━━━━━ Material for the task
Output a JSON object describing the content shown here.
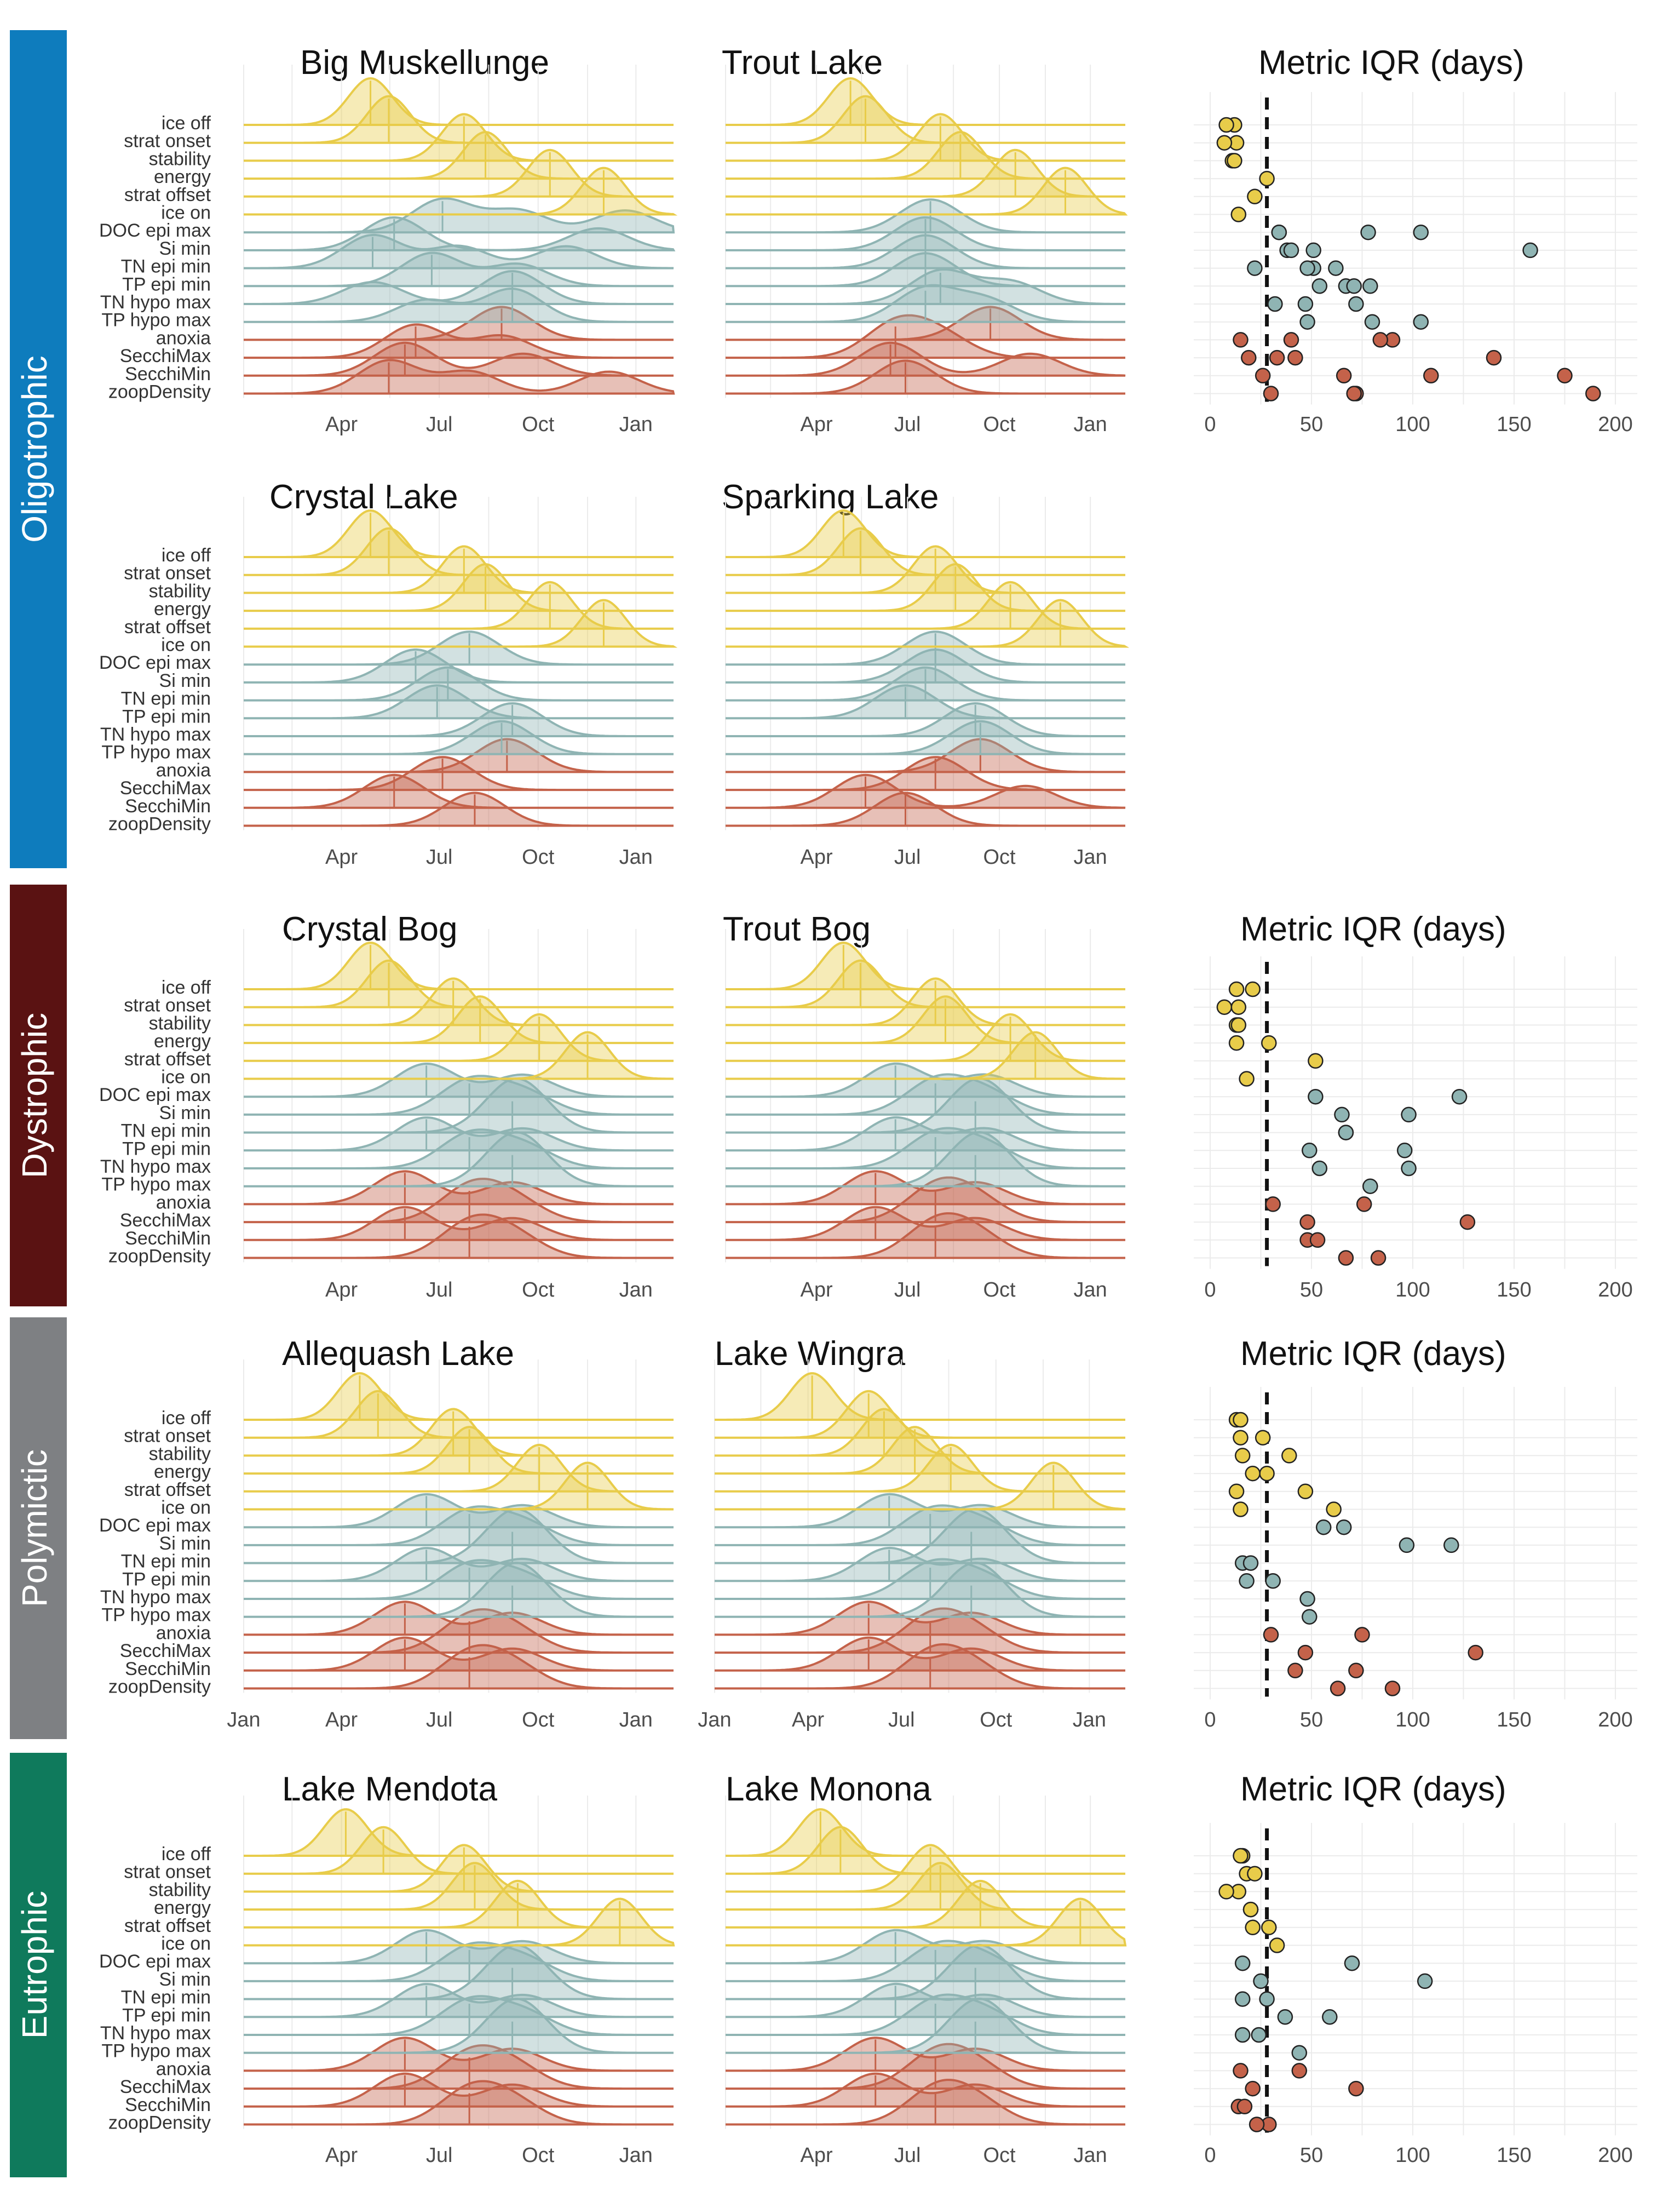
{
  "colors": {
    "physical": "#E8CC4A",
    "chemical": "#8FB4B3",
    "biological": "#C4624A",
    "Oligotrophic": "#0E7CBD",
    "Dystrophic": "#5A1212",
    "Polymictic": "#7E8083",
    "Eutrophic": "#0F7A5C"
  },
  "metrics": [
    "ice off",
    "strat onset",
    "stability",
    "energy",
    "strat offset",
    "ice on",
    "DOC epi max",
    "Si min",
    "TN epi min",
    "TP epi min",
    "TN hypo max",
    "TP hypo max",
    "anoxia",
    "SecchiMax",
    "SecchiMin",
    "zoopDensity"
  ],
  "metric_groups": [
    "physical",
    "physical",
    "physical",
    "physical",
    "physical",
    "physical",
    "chemical",
    "chemical",
    "chemical",
    "chemical",
    "chemical",
    "chemical",
    "biological",
    "biological",
    "biological",
    "biological"
  ],
  "month_ticks": [
    "Jan",
    "Apr",
    "Jul",
    "Oct",
    "Jan"
  ],
  "iqr_ticks": [
    "0",
    "50",
    "100",
    "150",
    "200"
  ],
  "iqr_title": "Metric IQR (days)",
  "chart_data": [
    {
      "type": "ridgeline",
      "group": "Oligotrophic",
      "panels": [
        {
          "lake": "Big Muskellunge",
          "month_ticks_shown": [
            "Apr",
            "Jul",
            "Oct",
            "Jan"
          ],
          "peaks_doy": [
            {
              "ice off": 118
            },
            {
              "strat onset": 135
            },
            {
              "stability": 205
            },
            {
              "energy": 225
            },
            {
              "strat offset": 285
            },
            {
              "ice on": 335
            },
            {
              "DOC epi max": [
                185,
                255,
                355
              ]
            },
            {
              "Si min": [
                140,
                330
              ]
            },
            {
              "TN epi min": [
                120,
                200,
                300
              ]
            },
            {
              "TP epi min": [
                175,
                255
              ]
            },
            {
              "TN hypo max": [
                250,
                120
              ]
            },
            {
              "TP hypo max": [
                250,
                170
              ]
            },
            {
              "anoxia": [
                240
              ]
            },
            {
              "SecchiMax": [
                160,
                240
              ]
            },
            {
              "SecchiMin": [
                150,
                260
              ]
            },
            {
              "zoopDensity": [
                135,
                210,
                340
              ]
            }
          ]
        },
        {
          "lake": "Trout Lake",
          "month_ticks_shown": [
            "Apr",
            "Jul",
            "Oct",
            "Jan"
          ],
          "peaks_doy": [
            {
              "ice off": 125
            },
            {
              "strat onset": 140
            },
            {
              "stability": 215
            },
            {
              "energy": 235
            },
            {
              "strat offset": 290
            },
            {
              "ice on": 340
            },
            {
              "DOC epi max": [
                205
              ]
            },
            {
              "Si min": [
                200
              ]
            },
            {
              "TN epi min": [
                200
              ]
            },
            {
              "TP epi min": [
                200
              ]
            },
            {
              "TN hypo max": [
                215,
                285
              ]
            },
            {
              "TP hypo max": [
                200,
                260
              ]
            },
            {
              "anoxia": [
                265
              ]
            },
            {
              "SecchiMax": [
                170,
                215
              ]
            },
            {
              "SecchiMin": [
                165,
                305
              ]
            },
            {
              "zoopDensity": [
                180
              ]
            }
          ]
        }
      ],
      "iqr": {
        "physical": [
          12,
          13,
          11,
          28,
          22,
          14,
          8,
          7,
          12
        ],
        "chemical": [
          34,
          38,
          51,
          79,
          32,
          48,
          78,
          158,
          22,
          54,
          72,
          80,
          104,
          51,
          62,
          67,
          47,
          104,
          34,
          40,
          48,
          71
        ],
        "biological": [
          15,
          19,
          26,
          30,
          40,
          42,
          66,
          72,
          90,
          140,
          175,
          189,
          84,
          33,
          109,
          71
        ]
      }
    },
    {
      "type": "ridgeline",
      "group": "Oligotrophic",
      "panels": [
        {
          "lake": "Crystal Lake",
          "month_ticks_shown": [
            "Apr",
            "Jul",
            "Oct",
            "Jan"
          ],
          "peaks_doy": [
            {
              "ice off": 118
            },
            {
              "strat onset": 135
            },
            {
              "stability": 205
            },
            {
              "energy": 225
            },
            {
              "strat offset": 285
            },
            {
              "ice on": 335
            },
            {
              "DOC epi max": [
                210
              ]
            },
            {
              "Si min": [
                160
              ]
            },
            {
              "TN epi min": [
                190
              ]
            },
            {
              "TP epi min": [
                180
              ]
            },
            {
              "TN hypo max": [
                250
              ]
            },
            {
              "TP hypo max": [
                240
              ]
            },
            {
              "anoxia": [
                245
              ]
            },
            {
              "SecchiMax": [
                185
              ]
            },
            {
              "SecchiMin": [
                140
              ]
            },
            {
              "zoopDensity": [
                215
              ]
            }
          ]
        },
        {
          "lake": "Sparking Lake",
          "month_ticks_shown": [
            "Apr",
            "Jul",
            "Oct",
            "Jan"
          ],
          "peaks_doy": [
            {
              "ice off": 118
            },
            {
              "strat onset": 135
            },
            {
              "stability": 210
            },
            {
              "energy": 230
            },
            {
              "strat offset": 285
            },
            {
              "ice on": 335
            },
            {
              "DOC epi max": [
                210
              ]
            },
            {
              "Si min": [
                210
              ]
            },
            {
              "TN epi min": [
                200
              ]
            },
            {
              "TP epi min": [
                180
              ]
            },
            {
              "TN hypo max": [
                250
              ]
            },
            {
              "TP hypo max": [
                255
              ]
            },
            {
              "anoxia": [
                255
              ]
            },
            {
              "SecchiMax": [
                210
              ]
            },
            {
              "SecchiMin": [
                140,
                300
              ]
            },
            {
              "zoopDensity": [
                180
              ]
            }
          ]
        }
      ]
    },
    {
      "type": "ridgeline",
      "group": "Dystrophic",
      "panels": [
        {
          "lake": "Crystal Bog",
          "month_ticks_shown": [
            "Apr",
            "Jul",
            "Oct",
            "Jan"
          ],
          "peaks_doy": [
            {
              "ice off": 118
            },
            {
              "strat onset": 135
            },
            {
              "stability": 195
            },
            {
              "energy": 220
            },
            {
              "strat offset": 275
            },
            {
              "ice on": 320
            }
          ]
        },
        {
          "lake": "Trout Bog",
          "month_ticks_shown": [
            "Apr",
            "Jul",
            "Oct",
            "Jan"
          ],
          "peaks_doy": [
            {
              "ice off": 118
            },
            {
              "strat onset": 135
            },
            {
              "stability": 210
            },
            {
              "energy": 220
            },
            {
              "strat offset": 285
            },
            {
              "ice on": 310
            }
          ]
        }
      ],
      "iqr": {
        "physical": [
          13,
          14,
          13,
          29,
          52,
          18,
          21,
          7,
          14,
          13
        ],
        "chemical": [
          52,
          98,
          67,
          96,
          54,
          79,
          123,
          65,
          67,
          49,
          98
        ],
        "biological": [
          31,
          48,
          48,
          67,
          76,
          127,
          53,
          83
        ]
      }
    },
    {
      "type": "ridgeline",
      "group": "Polymictic",
      "panels": [
        {
          "lake": "Allequash Lake",
          "month_ticks_shown": [
            "Jan",
            "Apr",
            "Jul",
            "Oct",
            "Jan"
          ],
          "peaks_doy": [
            {
              "ice off": 108
            },
            {
              "strat onset": 125
            },
            {
              "stability": 195
            },
            {
              "energy": 210
            },
            {
              "strat offset": 275
            },
            {
              "ice on": 320
            }
          ]
        },
        {
          "lake": "Lake Wingra",
          "month_ticks_shown": [
            "Jan",
            "Apr",
            "Jul",
            "Oct",
            "Jan"
          ],
          "peaks_doy": [
            {
              "ice off": 95
            },
            {
              "strat onset": 150
            },
            {
              "stability": 165
            },
            {
              "energy": 195
            },
            {
              "strat offset": 230
            },
            {
              "ice on": 330
            }
          ]
        }
      ],
      "iqr": {
        "physical": [
          13,
          15,
          16,
          28,
          47,
          61,
          15,
          26,
          39,
          21,
          13,
          15
        ],
        "chemical": [
          66,
          119,
          16,
          31,
          48,
          49,
          56,
          97,
          20,
          18
        ],
        "biological": [
          30,
          47,
          42,
          63,
          75,
          131,
          72,
          90
        ]
      }
    },
    {
      "type": "ridgeline",
      "group": "Eutrophic",
      "panels": [
        {
          "lake": "Lake Mendota",
          "month_ticks_shown": [
            "Apr",
            "Jul",
            "Oct",
            "Jan"
          ],
          "peaks_doy": [
            {
              "ice off": 95
            },
            {
              "strat onset": 130
            },
            {
              "stability": 205
            },
            {
              "energy": 215
            },
            {
              "strat offset": 255
            },
            {
              "ice on": 350
            }
          ]
        },
        {
          "lake": "Lake Monona",
          "month_ticks_shown": [
            "Apr",
            "Jul",
            "Oct",
            "Jan"
          ],
          "peaks_doy": [
            {
              "ice off": 95
            },
            {
              "strat onset": 115
            },
            {
              "stability": 205
            },
            {
              "energy": 215
            },
            {
              "strat offset": 255
            },
            {
              "ice on": 355
            }
          ]
        }
      ],
      "iqr": {
        "physical": [
          16,
          18,
          14,
          20,
          29,
          33,
          15,
          22,
          8,
          20,
          21
        ],
        "chemical": [
          70,
          106,
          28,
          37,
          16,
          44,
          16,
          25,
          16,
          59,
          24
        ],
        "biological": [
          15,
          21,
          14,
          29,
          44,
          72,
          17,
          23
        ]
      }
    }
  ]
}
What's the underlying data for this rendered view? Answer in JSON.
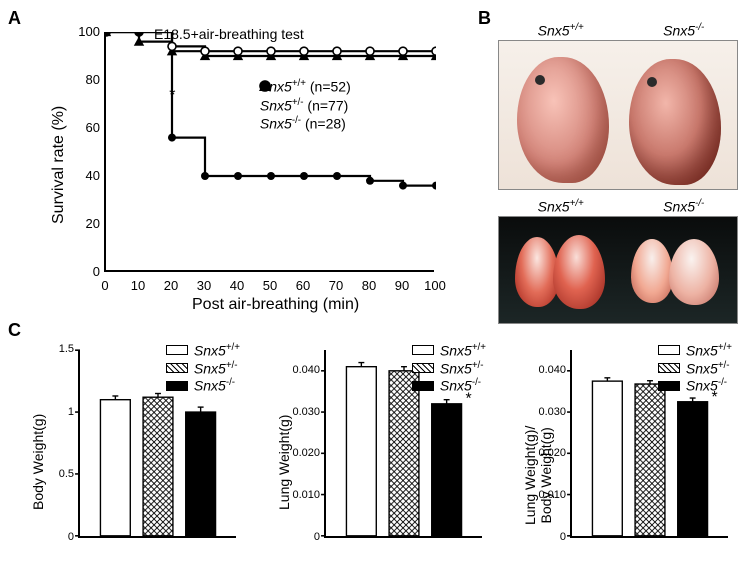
━━━━━━━━━━
== Short problem ==
Pull out every line of the records above that contains the word "Dystrophic".

== Response to this exercise ==
    "Dystrophic": "#5A1212",
      "group": "Dystrophic",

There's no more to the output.